## BEGIN GIVEN RECORDS

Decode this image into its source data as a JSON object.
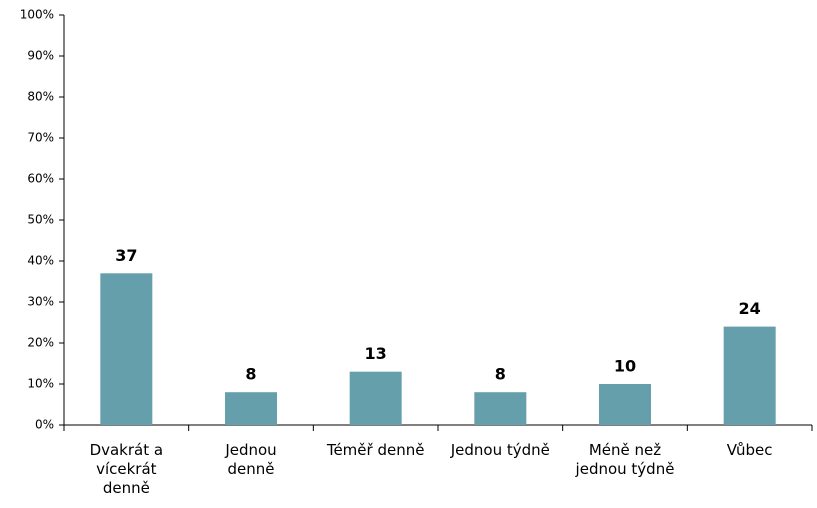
{
  "chart_data": {
    "type": "bar",
    "categories": [
      "Dvakrát a\nvícekrát\ndenně",
      "Jednou\ndenně",
      "Téměř denně",
      "Jednou týdně",
      "Méně než\njednou týdně",
      "Vůbec"
    ],
    "values": [
      37,
      8,
      13,
      8,
      10,
      24
    ],
    "color": "#659fac",
    "ylim": [
      0,
      100
    ],
    "yticks": [
      {
        "value": 0,
        "label": "0%"
      },
      {
        "value": 10,
        "label": "10%"
      },
      {
        "value": 20,
        "label": "20%"
      },
      {
        "value": 30,
        "label": "30%"
      },
      {
        "value": 40,
        "label": "40%"
      },
      {
        "value": 50,
        "label": "50%"
      },
      {
        "value": 60,
        "label": "60%"
      },
      {
        "value": 70,
        "label": "70%"
      },
      {
        "value": 80,
        "label": "80%"
      },
      {
        "value": 90,
        "label": "90%"
      },
      {
        "value": 100,
        "label": "100%"
      }
    ],
    "grid": false
  }
}
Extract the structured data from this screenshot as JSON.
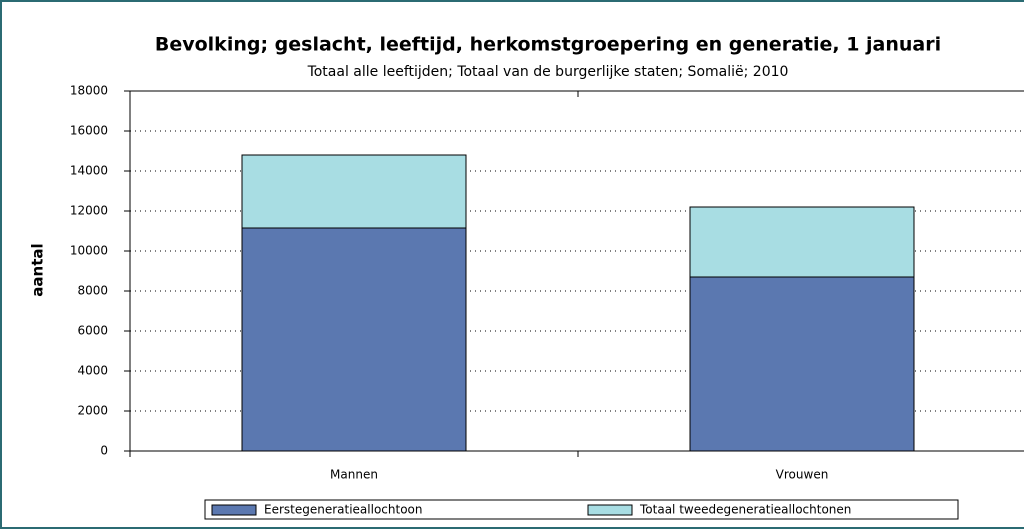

## END GIVEN RECORDS

[WHAT THE TASK ASKS] Repeat the records above exactly, omitting every picture.

[TASK OUTPUT]
Decode this image into its source data as a JSON object.
{
  "chart_data": {
    "type": "bar",
    "categories": [
      "Dvakrát a\nvícekrát\ndenně",
      "Jednou\ndenně",
      "Téměř denně",
      "Jednou týdně",
      "Méně než\njednou týdně",
      "Vůbec"
    ],
    "values": [
      37,
      8,
      13,
      8,
      10,
      24
    ],
    "color": "#659fac",
    "ylim": [
      0,
      100
    ],
    "yticks": [
      {
        "value": 0,
        "label": "0%"
      },
      {
        "value": 10,
        "label": "10%"
      },
      {
        "value": 20,
        "label": "20%"
      },
      {
        "value": 30,
        "label": "30%"
      },
      {
        "value": 40,
        "label": "40%"
      },
      {
        "value": 50,
        "label": "50%"
      },
      {
        "value": 60,
        "label": "60%"
      },
      {
        "value": 70,
        "label": "70%"
      },
      {
        "value": 80,
        "label": "80%"
      },
      {
        "value": 90,
        "label": "90%"
      },
      {
        "value": 100,
        "label": "100%"
      }
    ],
    "grid": false
  }
}
Extract the structured data from this screenshot as JSON.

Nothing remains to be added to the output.